PAE ( Physical address extension ) from Pentium Pro processor

  • What is it?

    It is one kind of mechanism that translate 32-bit liner address to 36-bits physical address. In the near time when Intel was asked to increase the number of address pin connected address bus. With the close time, Page Size Extension(PSE-36) was introduced in the Pentium III processor.

  • How to activated?

    Set the Physical address extension(PAE) flag in the cr4 control register. The Page Size(PS) flag in the page directory entry enables large page sizes (2 MB when PAE is enabled).

  • What is different?
  1. The 64 GB of RAM are split into 224 distinct page frames, and the physical address field of Page Table entries has been expanded from 20 to 24bits. Because a PAE Page Table entry must include the 12 flag bits and the 24 physical address bits, for a grand total of 36, the Page Table entry size had been doubled from 32 bits to 64 bits. As a result, a 4-KB PAE Page Table includes 512 entries instead of 1,024.
  2. A new level of Page Table called the Page Directory Pointer Table (PDPT) consisting of four 64-bit entries had been introduced.
  3. The cr3 control register contains a 27-bit Page Directory Pointer Table base address field. Because PDPTs are stored in the first 4 GB of RAM and aligned to a multiple of 32 bytes (25), 27 bits are sufficient to represent the base address of such tables.

● GIVEN ENTRIES

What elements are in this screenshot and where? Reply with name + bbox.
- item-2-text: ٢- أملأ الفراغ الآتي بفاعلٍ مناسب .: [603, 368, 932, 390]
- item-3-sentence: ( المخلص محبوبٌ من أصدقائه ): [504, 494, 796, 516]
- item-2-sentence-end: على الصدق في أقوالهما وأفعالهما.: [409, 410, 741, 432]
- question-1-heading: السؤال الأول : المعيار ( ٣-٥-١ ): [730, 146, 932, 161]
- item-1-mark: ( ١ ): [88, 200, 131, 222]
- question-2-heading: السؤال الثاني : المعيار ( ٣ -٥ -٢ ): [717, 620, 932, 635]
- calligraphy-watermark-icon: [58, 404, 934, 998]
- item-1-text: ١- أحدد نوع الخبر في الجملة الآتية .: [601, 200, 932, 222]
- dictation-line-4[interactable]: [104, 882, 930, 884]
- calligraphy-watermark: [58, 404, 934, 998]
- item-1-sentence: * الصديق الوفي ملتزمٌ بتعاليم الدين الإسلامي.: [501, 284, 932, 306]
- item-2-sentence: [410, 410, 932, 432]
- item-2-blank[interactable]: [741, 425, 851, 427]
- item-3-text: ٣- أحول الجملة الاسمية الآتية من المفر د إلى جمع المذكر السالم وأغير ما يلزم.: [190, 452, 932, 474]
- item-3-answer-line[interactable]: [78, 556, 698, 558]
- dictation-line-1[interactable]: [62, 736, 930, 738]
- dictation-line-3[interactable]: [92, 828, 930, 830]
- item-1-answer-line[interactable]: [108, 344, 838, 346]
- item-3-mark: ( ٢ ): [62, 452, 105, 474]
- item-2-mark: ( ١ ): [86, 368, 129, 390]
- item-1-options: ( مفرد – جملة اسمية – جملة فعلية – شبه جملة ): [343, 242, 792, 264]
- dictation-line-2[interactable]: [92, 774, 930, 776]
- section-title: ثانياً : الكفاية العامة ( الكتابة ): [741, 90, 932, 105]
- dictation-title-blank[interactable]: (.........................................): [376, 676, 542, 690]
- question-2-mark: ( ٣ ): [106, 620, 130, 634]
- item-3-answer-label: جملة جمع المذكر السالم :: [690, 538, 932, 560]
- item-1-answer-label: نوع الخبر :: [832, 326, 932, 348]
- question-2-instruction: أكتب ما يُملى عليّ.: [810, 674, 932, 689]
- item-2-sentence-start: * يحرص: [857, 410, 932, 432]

● WORK ITEM A
Translate this sentence from the notes on Physical Address Extension into Spanish: "The cr3 control register contains a 27-bit Page Directory Pointer Table base address field."
● WORK ITEM B
Write what comes next in the notes on Physical Address Extension, picking up after their final sentence.

● WRITTEN RESPONSE A
El registro de control cr3 contiene un campo de 27 bits para la dirección base de la tabla de punteros de directorio de páginas (Page Directory Pointer Table).

● WRITTEN RESPONSE B
  4. When mapping liner addresses to 4KB pages (PS flag cleared in Page Directory entry), the 32 bits of a linear address are interpreted in the following way:
  • cr3 : Points to a PDPT
  • bits 31 - 30 : Point to 1of 4 possible entries in PDPT
  • bits 29 - 21 : Point to 1 of 512 possible entries in Page Directory
  • bits 20 - 12 : Point to 1 of 512 possible entries in Page Table
  • bits 11 - 0 : Offset of 4-KB page
  1. When mapping linear addresses to 2-MB pages ( PS flag set in Page Directory entry ), the 32 bits of a linear address are interpreted in the following way:
  • cr3 : Points to a PDPT
  • bits 31-30 : Point to 1 of 4 possible entries in PDPT
  • bits 29-21 : Point to 1 of 512 possible entries in Page Directory
  • bits 20-0 : offset of 2-MB page

Summary

To sumarize, once cr3 is set, it is possible to address up to 4 GB of RAM. If we want to address more RAM, we’ll have to put a new value in cr3 or change the content of the PDPT. However, the main problem with PAE is that linear addresses are still 32bits long. This forces kernel progrmmers to reuse the same linear addresses to map different areas of RAM. We’ll sketch how Linux initializes Page Tables when PAE is enabled in the later section, “Final kernel Page Table when RAM size is more than 4096 MB.” Clearly, PAE does not enlarge the liner address space of a process, because it deals only with physical addresses. Furthermore, only the kernel can modify the page tables of the processes, thus a process running in User Mode can’t use a physical address space larger than 4 GB. On the other hand, PAE allows the kernel to exploit up to 64 GB of RAM, and thus it increase significantly the number of processes in the system.